Extracted records
— START —

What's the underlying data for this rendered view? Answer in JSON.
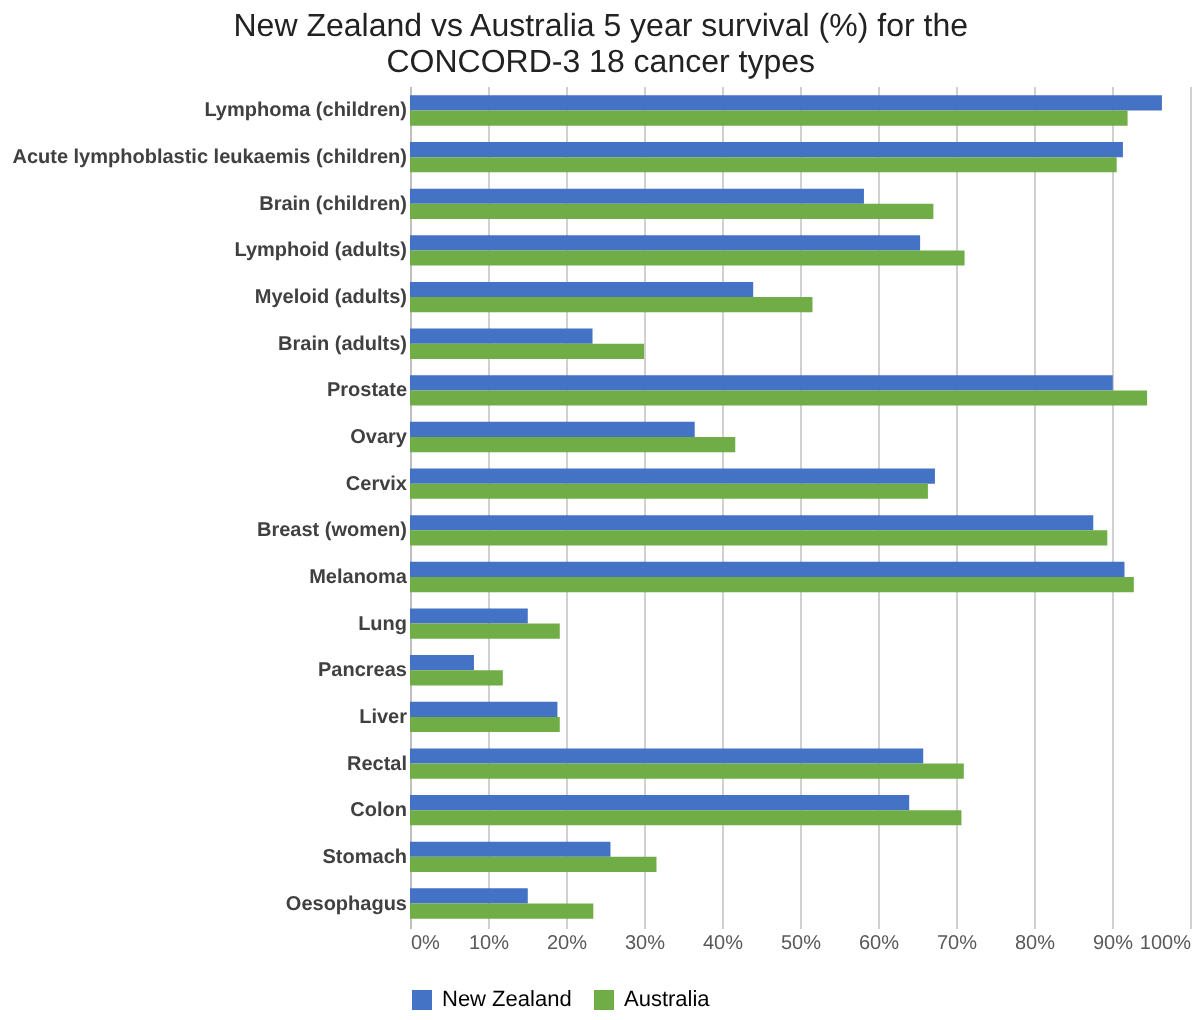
{
  "chart_data": {
    "type": "bar",
    "orientation": "horizontal",
    "title": [
      "New Zealand vs Australia 5 year survival (%) for the",
      "CONCORD-3 18 cancer types"
    ],
    "categories": [
      "Lymphoma (children)",
      "Acute lymphoblastic leukaemis (children)",
      "Brain (children)",
      "Lymphoid (adults)",
      "Myeloid (adults)",
      "Brain (adults)",
      "Prostate",
      "Ovary",
      "Cervix",
      "Breast (women)",
      "Melanoma",
      "Lung",
      "Pancreas",
      "Liver",
      "Rectal",
      "Colon",
      "Stomach",
      "Oesophagus"
    ],
    "series": [
      {
        "name": "New Zealand",
        "color": "#4472c4",
        "values": [
          96.4,
          91.4,
          58.2,
          65.4,
          44,
          23.4,
          90.1,
          36.5,
          67.3,
          87.6,
          91.6,
          15.1,
          8.2,
          18.9,
          65.8,
          64,
          25.7,
          15.1
        ]
      },
      {
        "name": "Australia",
        "color": "#70ad47",
        "values": [
          92,
          90.6,
          67.1,
          71.1,
          51.6,
          30,
          94.5,
          41.7,
          66.4,
          89.4,
          92.8,
          19.2,
          11.9,
          19.2,
          71,
          70.7,
          31.6,
          23.5
        ]
      }
    ],
    "xlim": [
      0,
      100
    ],
    "xticks": [
      {
        "value": 0,
        "label": "0%"
      },
      {
        "value": 10,
        "label": "10%"
      },
      {
        "value": 20,
        "label": "20%"
      },
      {
        "value": 30,
        "label": "30%"
      },
      {
        "value": 40,
        "label": "40%"
      },
      {
        "value": 50,
        "label": "50%"
      },
      {
        "value": 60,
        "label": "60%"
      },
      {
        "value": 70,
        "label": "70%"
      },
      {
        "value": 80,
        "label": "80%"
      },
      {
        "value": 90,
        "label": "90%"
      },
      {
        "value": 100,
        "label": "100%"
      }
    ],
    "grid": "x",
    "legend": "bottom"
  }
}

— END —

Write out all the entries exactly, except for the pictures.

■ **Problem solution**:
What's the underlying data for this rendered view? Answer in JSON.
{
  "chart_data": {
    "type": "bar",
    "orientation": "horizontal",
    "title": [
      "New Zealand vs Australia 5 year survival (%) for the",
      "CONCORD-3 18 cancer types"
    ],
    "categories": [
      "Lymphoma (children)",
      "Acute lymphoblastic leukaemis (children)",
      "Brain (children)",
      "Lymphoid (adults)",
      "Myeloid (adults)",
      "Brain (adults)",
      "Prostate",
      "Ovary",
      "Cervix",
      "Breast (women)",
      "Melanoma",
      "Lung",
      "Pancreas",
      "Liver",
      "Rectal",
      "Colon",
      "Stomach",
      "Oesophagus"
    ],
    "series": [
      {
        "name": "New Zealand",
        "color": "#4472c4",
        "values": [
          96.4,
          91.4,
          58.2,
          65.4,
          44,
          23.4,
          90.1,
          36.5,
          67.3,
          87.6,
          91.6,
          15.1,
          8.2,
          18.9,
          65.8,
          64,
          25.7,
          15.1
        ]
      },
      {
        "name": "Australia",
        "color": "#70ad47",
        "values": [
          92,
          90.6,
          67.1,
          71.1,
          51.6,
          30,
          94.5,
          41.7,
          66.4,
          89.4,
          92.8,
          19.2,
          11.9,
          19.2,
          71,
          70.7,
          31.6,
          23.5
        ]
      }
    ],
    "xlim": [
      0,
      100
    ],
    "xticks": [
      {
        "value": 0,
        "label": "0%"
      },
      {
        "value": 10,
        "label": "10%"
      },
      {
        "value": 20,
        "label": "20%"
      },
      {
        "value": 30,
        "label": "30%"
      },
      {
        "value": 40,
        "label": "40%"
      },
      {
        "value": 50,
        "label": "50%"
      },
      {
        "value": 60,
        "label": "60%"
      },
      {
        "value": 70,
        "label": "70%"
      },
      {
        "value": 80,
        "label": "80%"
      },
      {
        "value": 90,
        "label": "90%"
      },
      {
        "value": 100,
        "label": "100%"
      }
    ],
    "grid": "x",
    "legend": "bottom"
  }
}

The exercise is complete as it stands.